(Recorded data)
START
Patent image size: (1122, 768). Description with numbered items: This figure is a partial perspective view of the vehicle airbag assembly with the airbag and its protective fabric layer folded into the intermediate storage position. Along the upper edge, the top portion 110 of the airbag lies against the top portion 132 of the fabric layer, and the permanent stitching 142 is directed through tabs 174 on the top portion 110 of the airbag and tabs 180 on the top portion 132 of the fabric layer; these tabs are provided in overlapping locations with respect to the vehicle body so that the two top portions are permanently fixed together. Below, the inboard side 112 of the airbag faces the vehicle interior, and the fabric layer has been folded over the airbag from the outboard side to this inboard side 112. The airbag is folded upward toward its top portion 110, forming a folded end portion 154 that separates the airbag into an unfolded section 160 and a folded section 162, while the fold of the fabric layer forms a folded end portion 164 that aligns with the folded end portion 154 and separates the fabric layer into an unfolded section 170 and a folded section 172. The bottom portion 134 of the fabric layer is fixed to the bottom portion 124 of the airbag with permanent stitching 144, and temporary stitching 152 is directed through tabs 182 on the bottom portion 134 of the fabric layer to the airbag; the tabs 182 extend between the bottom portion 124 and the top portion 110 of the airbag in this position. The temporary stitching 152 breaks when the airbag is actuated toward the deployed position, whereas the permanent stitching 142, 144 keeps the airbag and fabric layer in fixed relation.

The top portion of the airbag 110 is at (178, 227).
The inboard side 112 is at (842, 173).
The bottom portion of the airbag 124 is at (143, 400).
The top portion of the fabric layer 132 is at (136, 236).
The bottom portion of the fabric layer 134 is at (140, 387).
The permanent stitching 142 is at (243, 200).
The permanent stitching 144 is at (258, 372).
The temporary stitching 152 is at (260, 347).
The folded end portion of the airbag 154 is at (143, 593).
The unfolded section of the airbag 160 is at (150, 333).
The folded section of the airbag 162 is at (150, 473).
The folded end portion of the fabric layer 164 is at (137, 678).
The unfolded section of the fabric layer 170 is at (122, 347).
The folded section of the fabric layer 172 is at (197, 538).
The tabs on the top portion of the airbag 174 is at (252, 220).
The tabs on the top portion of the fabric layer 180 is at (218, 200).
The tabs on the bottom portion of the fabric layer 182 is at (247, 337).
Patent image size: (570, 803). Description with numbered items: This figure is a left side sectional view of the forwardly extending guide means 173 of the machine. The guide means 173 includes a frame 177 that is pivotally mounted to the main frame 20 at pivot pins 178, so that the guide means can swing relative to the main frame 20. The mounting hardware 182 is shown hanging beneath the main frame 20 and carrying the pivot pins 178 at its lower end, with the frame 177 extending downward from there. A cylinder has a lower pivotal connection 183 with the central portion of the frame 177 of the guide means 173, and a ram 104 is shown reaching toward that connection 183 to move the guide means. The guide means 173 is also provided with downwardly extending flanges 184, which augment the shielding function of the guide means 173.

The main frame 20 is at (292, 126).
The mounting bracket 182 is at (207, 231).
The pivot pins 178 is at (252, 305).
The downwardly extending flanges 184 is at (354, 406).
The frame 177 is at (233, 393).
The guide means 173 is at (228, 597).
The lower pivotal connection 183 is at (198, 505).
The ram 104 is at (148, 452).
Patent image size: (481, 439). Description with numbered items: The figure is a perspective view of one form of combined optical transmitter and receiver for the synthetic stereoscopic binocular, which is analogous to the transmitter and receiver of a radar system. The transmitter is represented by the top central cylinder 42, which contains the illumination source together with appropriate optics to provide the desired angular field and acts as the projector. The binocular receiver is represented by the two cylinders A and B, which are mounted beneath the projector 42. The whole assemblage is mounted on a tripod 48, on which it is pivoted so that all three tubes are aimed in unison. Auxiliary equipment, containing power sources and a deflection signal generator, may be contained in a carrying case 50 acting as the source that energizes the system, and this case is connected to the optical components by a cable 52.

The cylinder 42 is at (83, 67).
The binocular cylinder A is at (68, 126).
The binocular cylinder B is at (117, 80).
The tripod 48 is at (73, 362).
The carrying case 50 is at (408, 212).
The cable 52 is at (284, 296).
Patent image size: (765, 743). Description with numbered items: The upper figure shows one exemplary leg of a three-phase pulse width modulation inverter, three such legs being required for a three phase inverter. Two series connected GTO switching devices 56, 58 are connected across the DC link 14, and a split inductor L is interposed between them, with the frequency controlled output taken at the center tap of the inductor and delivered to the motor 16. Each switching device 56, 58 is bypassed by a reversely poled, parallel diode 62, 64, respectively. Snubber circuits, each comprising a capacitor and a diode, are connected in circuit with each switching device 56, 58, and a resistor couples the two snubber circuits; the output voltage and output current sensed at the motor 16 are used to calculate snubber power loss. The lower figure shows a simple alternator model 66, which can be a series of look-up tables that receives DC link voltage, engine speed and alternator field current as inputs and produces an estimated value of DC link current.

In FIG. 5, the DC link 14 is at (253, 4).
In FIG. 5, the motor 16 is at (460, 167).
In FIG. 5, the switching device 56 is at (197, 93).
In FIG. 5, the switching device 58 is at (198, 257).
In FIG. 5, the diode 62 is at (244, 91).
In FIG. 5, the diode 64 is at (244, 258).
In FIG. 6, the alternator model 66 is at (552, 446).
END
_To be done_: Please copy out every item in the recorded data above, word for word and line for line.

_Written solution_:
Patent image size: (1122, 768). Description with numbered items: This figure is a partial perspective view of the vehicle airbag assembly with the airbag and its protective fabric layer folded into the intermediate storage position. Along the upper edge, the top portion 110 of the airbag lies against the top portion 132 of the fabric layer, and the permanent stitching 142 is directed through tabs 174 on the top portion 110 of the airbag and tabs 180 on the top portion 132 of the fabric layer; these tabs are provided in overlapping locations with respect to the vehicle body so that the two top portions are permanently fixed together. Below, the inboard side 112 of the airbag faces the vehicle interior, and the fabric layer has been folded over the airbag from the outboard side to this inboard side 112. The airbag is folded upward toward its top portion 110, forming a folded end portion 154 that separates the airbag into an unfolded section 160 and a folded section 162, while the fold of the fabric layer forms a folded end portion 164 that aligns with the folded end portion 154 and separates the fabric layer into an unfolded section 170 and a folded section 172. The bottom portion 134 of the fabric layer is fixed to the bottom portion 124 of the airbag with permanent stitching 144, and temporary stitching 152 is directed through tabs 182 on the bottom portion 134 of the fabric layer to the airbag; the tabs 182 extend between the bottom portion 124 and the top portion 110 of the airbag in this position. The temporary stitching 152 breaks when the airbag is actuated toward the deployed position, whereas the permanent stitching 142, 144 keeps the airbag and fabric layer in fixed relation.

The top portion of the airbag 110 is at (178, 227).
The inboard side 112 is at (842, 173).
The bottom portion of the airbag 124 is at (143, 400).
The top portion of the fabric layer 132 is at (136, 236).
The bottom portion of the fabric layer 134 is at (140, 387).
The permanent stitching 142 is at (243, 200).
The permanent stitching 144 is at (258, 372).
The temporary stitching 152 is at (260, 347).
The folded end portion of the airbag 154 is at (143, 593).
The unfolded section of the airbag 160 is at (150, 333).
The folded section of the airbag 162 is at (150, 473).
The folded end portion of the fabric layer 164 is at (137, 678).
The unfolded section of the fabric layer 170 is at (122, 347).
The folded section of the fabric layer 172 is at (197, 538).
The tabs on the top portion of the airbag 174 is at (252, 220).
The tabs on the top portion of the fabric layer 180 is at (218, 200).
The tabs on the bottom portion of the fabric layer 182 is at (247, 337).
Patent image size: (570, 803). Description with numbered items: This figure is a left side sectional view of the forwardly extending guide means 173 of the machine. The guide means 173 includes a frame 177 that is pivotally mounted to the main frame 20 at pivot pins 178, so that the guide means can swing relative to the main frame 20. The mounting hardware 182 is shown hanging beneath the main frame 20 and carrying the pivot pins 178 at its lower end, with the frame 177 extending downward from there. A cylinder has a lower pivotal connection 183 with the central portion of the frame 177 of the guide means 173, and a ram 104 is shown reaching toward that connection 183 to move the guide means. The guide means 173 is also provided with downwardly extending flanges 184, which augment the shielding function of the guide means 173.

The main frame 20 is at (292, 126).
The mounting bracket 182 is at (207, 231).
The pivot pins 178 is at (252, 305).
The downwardly extending flanges 184 is at (354, 406).
The frame 177 is at (233, 393).
The guide means 173 is at (228, 597).
The lower pivotal connection 183 is at (198, 505).
The ram 104 is at (148, 452).
Patent image size: (481, 439). Description with numbered items: The figure is a perspective view of one form of combined optical transmitter and receiver for the synthetic stereoscopic binocular, which is analogous to the transmitter and receiver of a radar system. The transmitter is represented by the top central cylinder 42, which contains the illumination source together with appropriate optics to provide the desired angular field and acts as the projector. The binocular receiver is represented by the two cylinders A and B, which are mounted beneath the projector 42. The whole assemblage is mounted on a tripod 48, on which it is pivoted so that all three tubes are aimed in unison. Auxiliary equipment, containing power sources and a deflection signal generator, may be contained in a carrying case 50 acting as the source that energizes the system, and this case is connected to the optical components by a cable 52.

The cylinder 42 is at (83, 67).
The binocular cylinder A is at (68, 126).
The binocular cylinder B is at (117, 80).
The tripod 48 is at (73, 362).
The carrying case 50 is at (408, 212).
The cable 52 is at (284, 296).
Patent image size: (765, 743). Description with numbered items: The upper figure shows one exemplary leg of a three-phase pulse width modulation inverter, three such legs being required for a three phase inverter. Two series connected GTO switching devices 56, 58 are connected across the DC link 14, and a split inductor L is interposed between them, with the frequency controlled output taken at the center tap of the inductor and delivered to the motor 16. Each switching device 56, 58 is bypassed by a reversely poled, parallel diode 62, 64, respectively. Snubber circuits, each comprising a capacitor and a diode, are connected in circuit with each switching device 56, 58, and a resistor couples the two snubber circuits; the output voltage and output current sensed at the motor 16 are used to calculate snubber power loss. The lower figure shows a simple alternator model 66, which can be a series of look-up tables that receives DC link voltage, engine speed and alternator field current as inputs and produces an estimated value of DC link current.

In FIG. 5, the DC link 14 is at (253, 4).
In FIG. 5, the motor 16 is at (460, 167).
In FIG. 5, the switching device 56 is at (197, 93).
In FIG. 5, the switching device 58 is at (198, 257).
In FIG. 5, the diode 62 is at (244, 91).
In FIG. 5, the diode 64 is at (244, 258).
In FIG. 6, the alternator model 66 is at (552, 446).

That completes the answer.